*Objective*:
Comb through the entries for "Ifles" and pull out each line that holds it.
+ + +
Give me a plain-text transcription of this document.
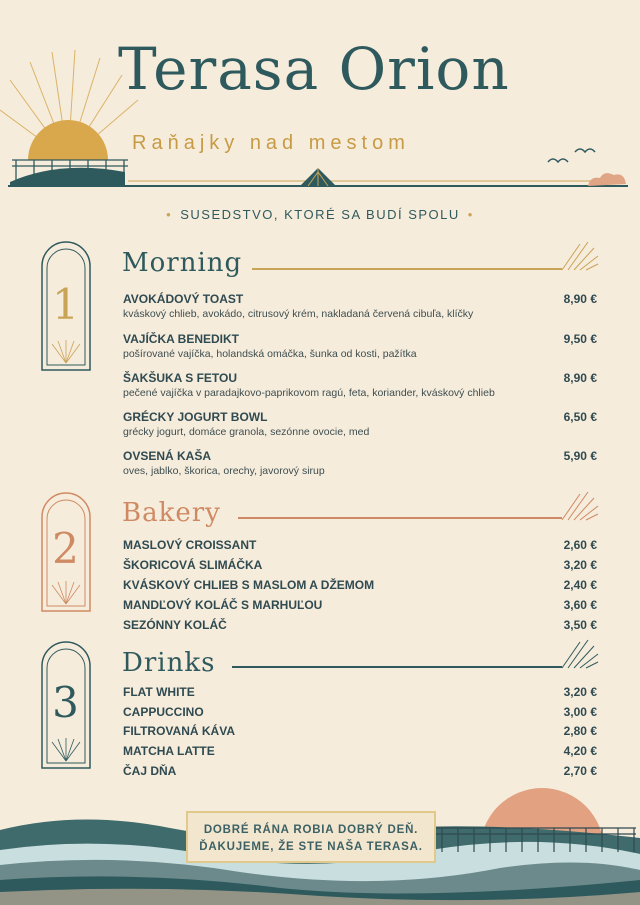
Terasa Orion
Raňajky nad mestom
• SUSEDSTVO, KTORÉ SA BUDÍ SPOLU •
1
Morning
AVOKÁDOVÝ TOAST	8,90 €
kváskový chlieb, avokádo, citrusový krém, nakladaná červená cibuľa, klíčky
VAJÍČKA BENEDIKT	9,50 €
pošírované vajíčka, holandská omáčka, šunka od kosti, pažítka
ŠAKŠUKA S FETOU	8,90 €
pečené vajíčka v paradajkovo-paprikovom ragú, feta, koriander, kváskový chlieb
GRÉCKY JOGURT BOWL	6,50 €
grécky jogurt, domáce granola, sezónne ovocie, med
OVSENÁ KAŠA	5,90 €
oves, jablko, škorica, orechy, javorový sirup
2
Bakery
MASLOVÝ CROISSANT	2,60 €
ŠKORICOVÁ SLIMÁČKA	3,20 €
KVÁSKOVÝ CHLIEB S MASLOM A DŽEMOM	2,40 €
MANDĽOVÝ KOLÁČ S MARHUĽOU	3,60 €
SEZÓNNY KOLÁČ	3,50 €
3
Drinks
FLAT WHITE	3,20 €
CAPPUCCINO	3,00 €
FILTROVANÁ KÁVA	2,80 €
MATCHA LATTE	4,20 €
ČAJ DŇA	2,70 €
DOBRÉ RÁNA ROBIA DOBRÝ DEŇ.
ĎAKUJEME, ŽE STE NAŠA TERASA.
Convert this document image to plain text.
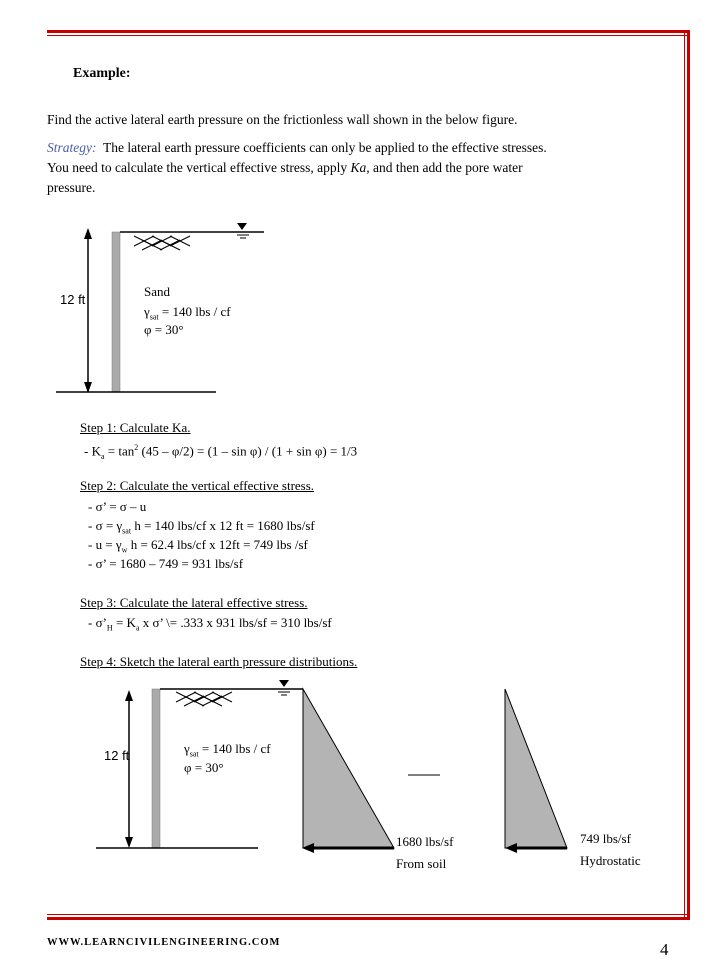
Example:
Find the active lateral earth pressure on the frictionless wall shown in the below figure.
Strategy: The lateral earth pressure coefficients can only be applied to the effective stresses.
You need to calculate the vertical effective stress, apply Ka, and then add the pore water
pressure.
12 ft
Sand
$\gamma_{sat} = 140$ lbs / cf
φ = 30°
Step 1: Calculate Ka.
- $K_a = \tan^2 (45 - \varphi/2) = (1 - \sin \varphi) / (1 + \sin \varphi) = 1/3$
Step 2: Calculate the vertical effective stress.
- σ’ = σ – u
- $\sigma = \gamma_{sat}$ h = 140 lbs/cf x 12 ft = 1680 lbs/sf
- $u = \gamma_w$ h = 62.4 lbs/cf x 12ft = 749 lbs /sf
- σ’ = 1680 – 749 = 931 lbs/sf
Step 3: Calculate the lateral effective stress.
- $\sigma’_H = K_a$ x σ’ \= .333 x 931 lbs/sf = 310 lbs/sf
Step 4: Sketch the lateral earth pressure distributions.
12 ft	$\gamma_{sat} = 140$ lbs / cf
φ = 30°
1680 lbs/sf
From soil
749 lbs/sf
Hydrostatic
WWW.LEARNCIVILENGINEERING.COM	4
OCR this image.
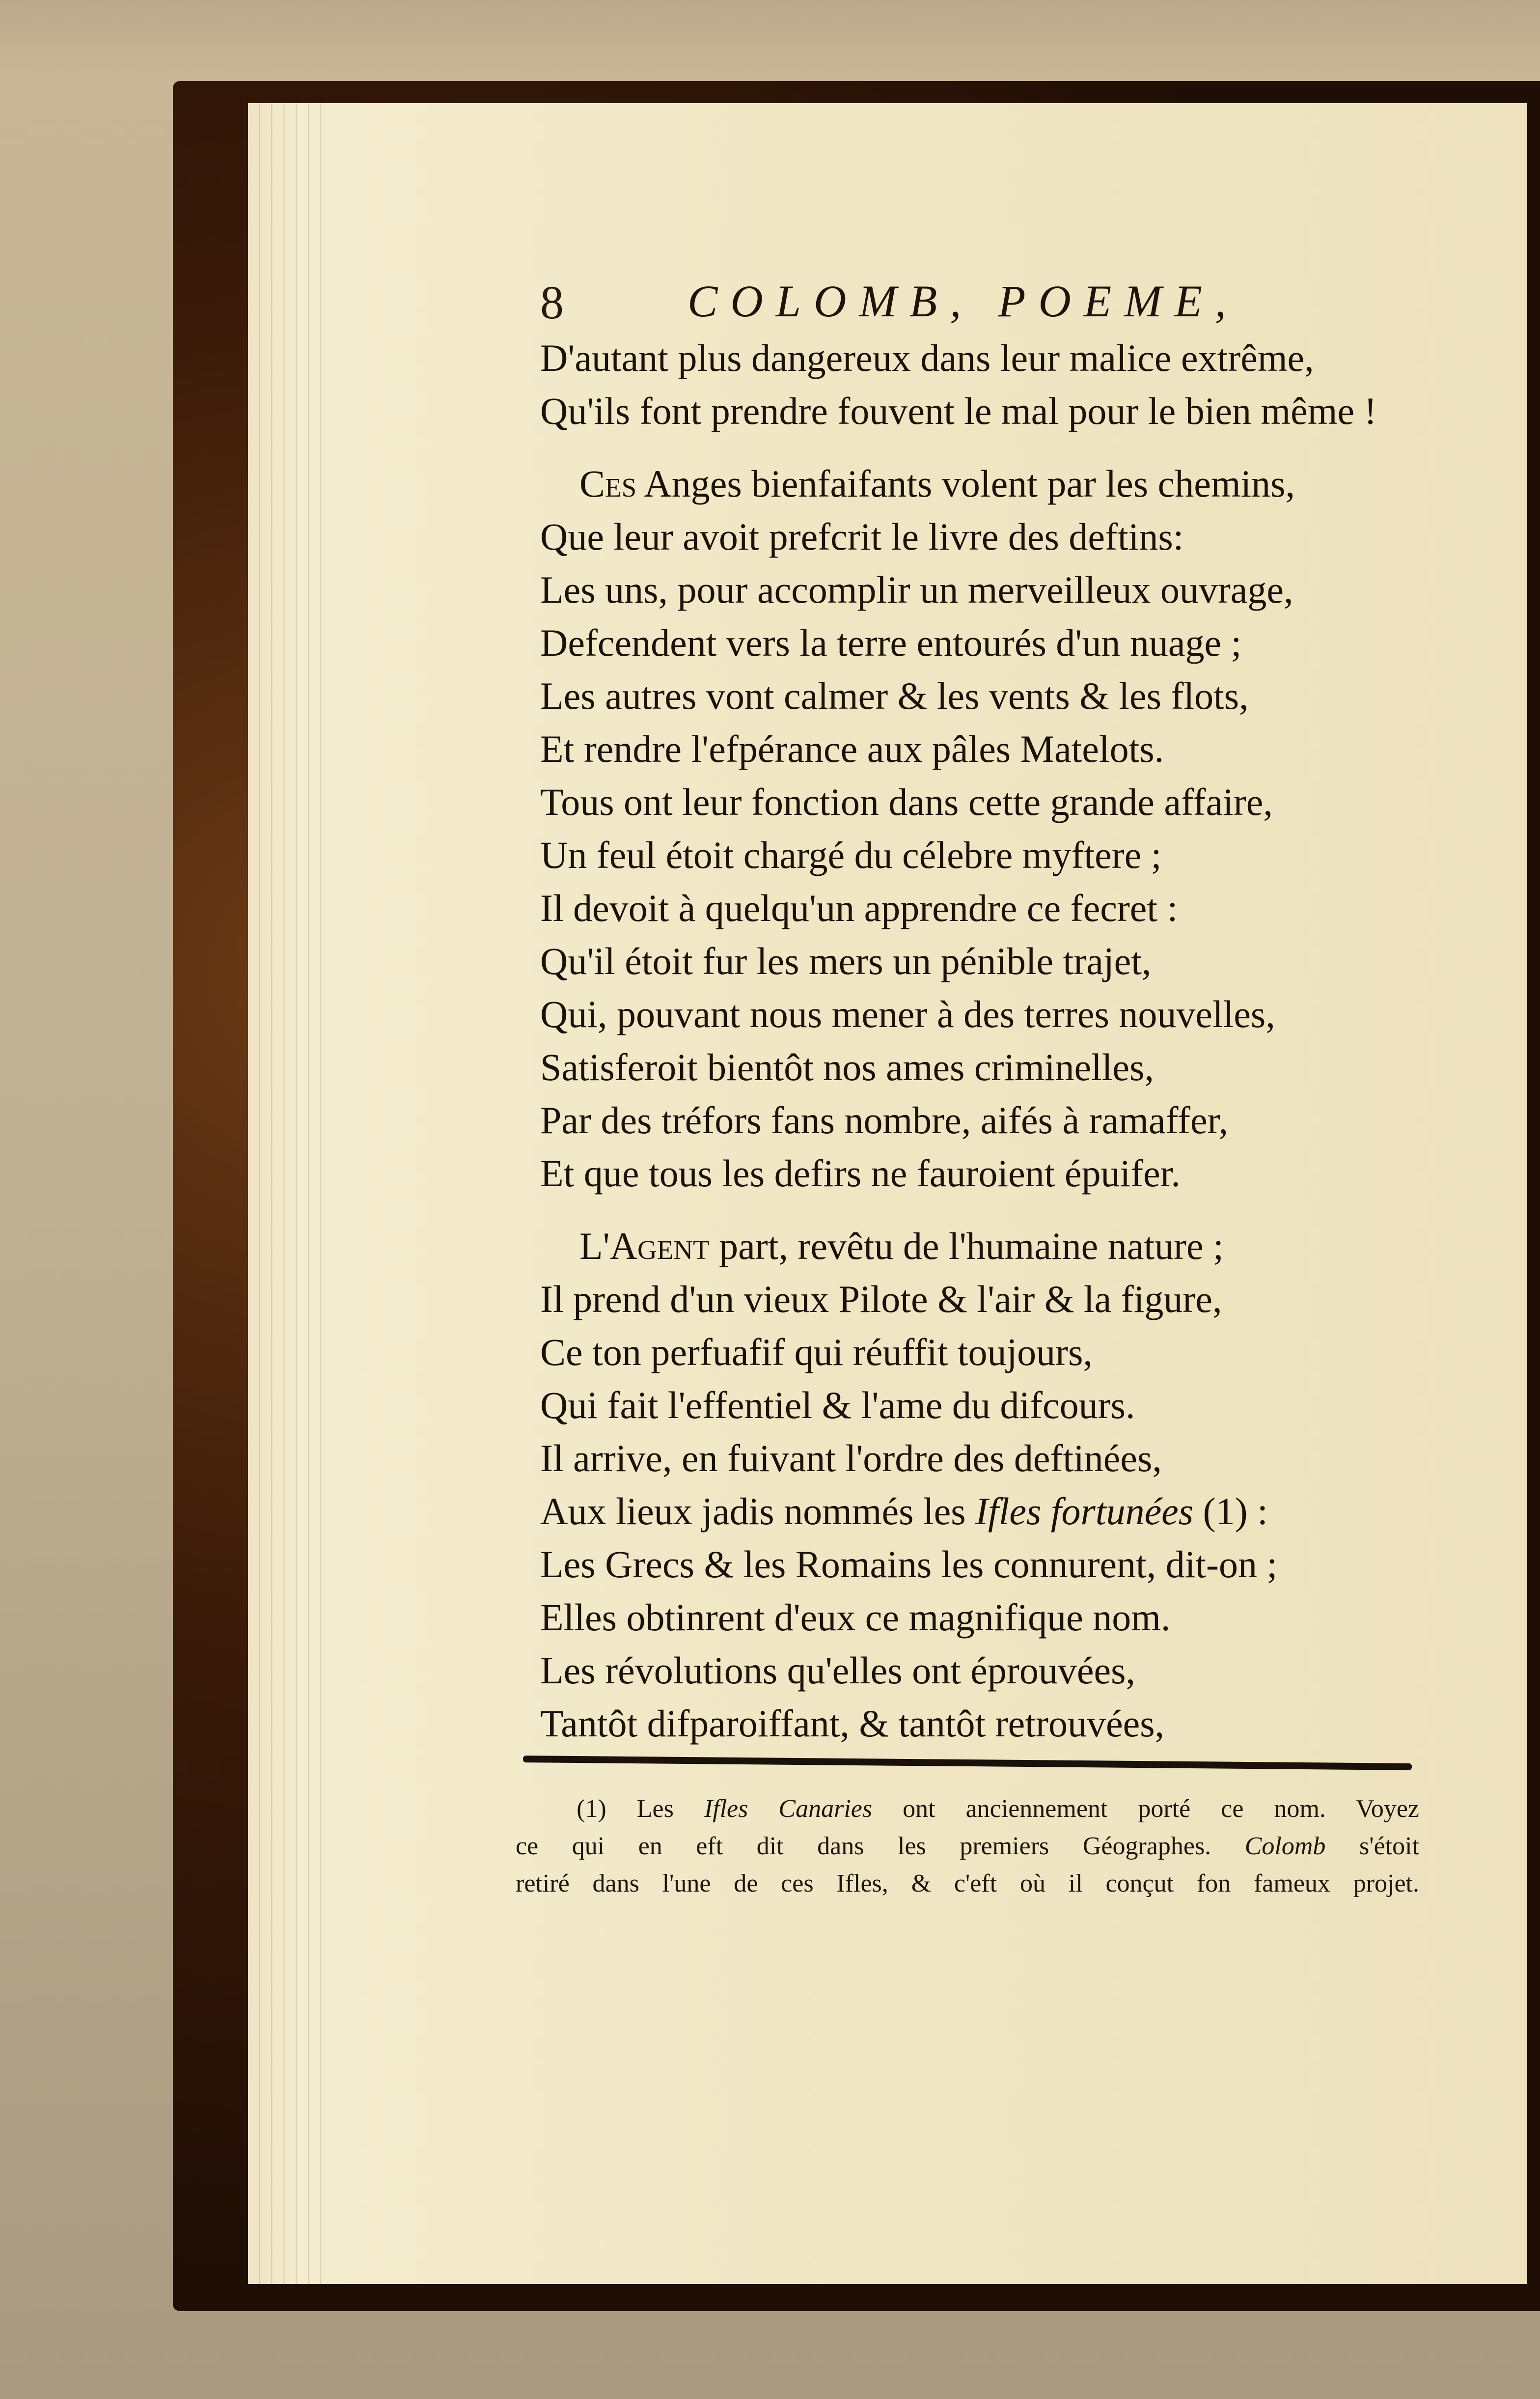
8	COLOMB, POEME,
D'autant plus dangereux dans leur malice extrême,
Qu'ils font prendre fouvent le mal pour le bien même !
Ces Anges bienfaifants volent par les chemins,
Que leur avoit prefcrit le livre des deftins:
Les uns, pour accomplir un merveilleux ouvrage,
Defcendent vers la terre entourés d'un nuage ;
Les autres vont calmer & les vents & les flots,
Et rendre l'efpérance aux pâles Matelots.
Tous ont leur fonction dans cette grande affaire,
Un feul étoit chargé du célebre myftere ;
Il devoit à quelqu'un apprendre ce fecret :
Qu'il étoit fur les mers un pénible trajet,
Qui, pouvant nous mener à des terres nouvelles,
Satisferoit bientôt nos ames criminelles,
Par des tréfors fans nombre, aifés à ramaffer,
Et que tous les defirs ne fauroient épuifer.
L'Agent part, revêtu de l'humaine nature ;
Il prend d'un vieux Pilote & l'air & la figure,
Ce ton perfuafif qui réuffit toujours,
Qui fait l'effentiel & l'ame du difcours.
Il arrive, en fuivant l'ordre des deftinées,
Aux lieux jadis nommés les Ifles fortunées (1) :
Les Grecs & les Romains les connurent, dit-on ;
Elles obtinrent d'eux ce magnifique nom.
Les révolutions qu'elles ont éprouvées,
Tantôt difparoiffant, & tantôt retrouvées,
(1) Les Ifles Canaries ont anciennement porté ce nom. Voyez
ce qui en eft dit dans les premiers Géographes. Colomb s'étoit
retiré dans l'une de ces Ifles, & c'eft où il conçut fon fameux projet.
+ + +
*Solution to this exercise*:
Aux lieux jadis nommés les Ifles fortunées (1) :
(1) Les Ifles Canaries ont anciennement porté ce nom. Voyez
retiré dans l'une de ces Ifles, & c'eft où il conçut fon fameux projet.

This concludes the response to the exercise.